PASSAGE PROVIDED ->
= = =

United States District Court, D. Oregon
Dec 20, 2002
Civil No. 00-5-ST (D. Or. Dec. 20, 2002)

Opinion

Civil No. 00-5-ST

December 20, 2002

Dennis N. Balske, Assistant Federal Public Defender, Portland, OR, for Petitioner.

Hardy Myers, Attorney General, Douglas Y.S. Park, Assistant Attorney General, Salem, OR, for Respondent.


OPINION AND ORDER


Petitioner brings this action pursuant to 28 U.S.C. § 2254. Currently before the Court is petitioner's Amendment to Habeas Corpus Petition (docket #16). The parties have consented to allow a Magistrate Judge to enter final orders and judgment in this case in accordance with 28 U.S.C. § 636(c) (Doc. #39). For the reasons that follow, the court finds an evidentiary hearing is necessary to determine whether petitioner is entitled to relief.

= = =

RECORDED INFORMATION ->
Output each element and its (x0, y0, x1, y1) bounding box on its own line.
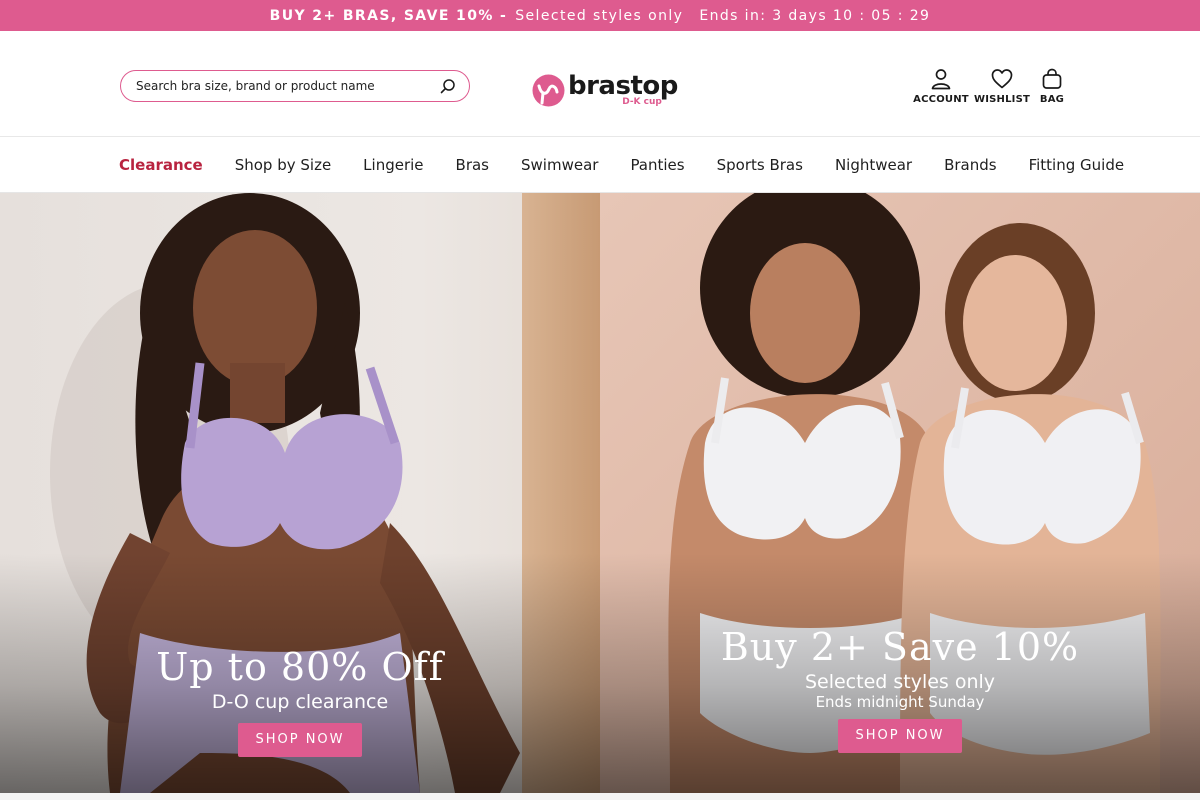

= = =

DIRECTIVE -> Rewrite the passage of the court opinion that begins at the words "Hardy Myers, Attorney" and ends after "entitled to relief.", replacing "evidentiary hearing" with "oral argument". The lines above are separate material and are unrelated to the court opinion.

SOLVED PROBLEM ->
Hardy Myers, Attorney General, Douglas Y.S. Park, Assistant Attorney General, Salem, OR, for Respondent.


OPINION AND ORDER


Petitioner brings this action pursuant to 28 U.S.C. § 2254. Currently before the Court is petitioner's Amendment to Habeas Corpus Petition (docket #16). The parties have consented to allow a Magistrate Judge to enter final orders and judgment in this case in accordance with 28 U.S.C. § 636(c) (Doc. #39). For the reasons that follow, the court finds an oral argument is necessary to determine whether petitioner is entitled to relief.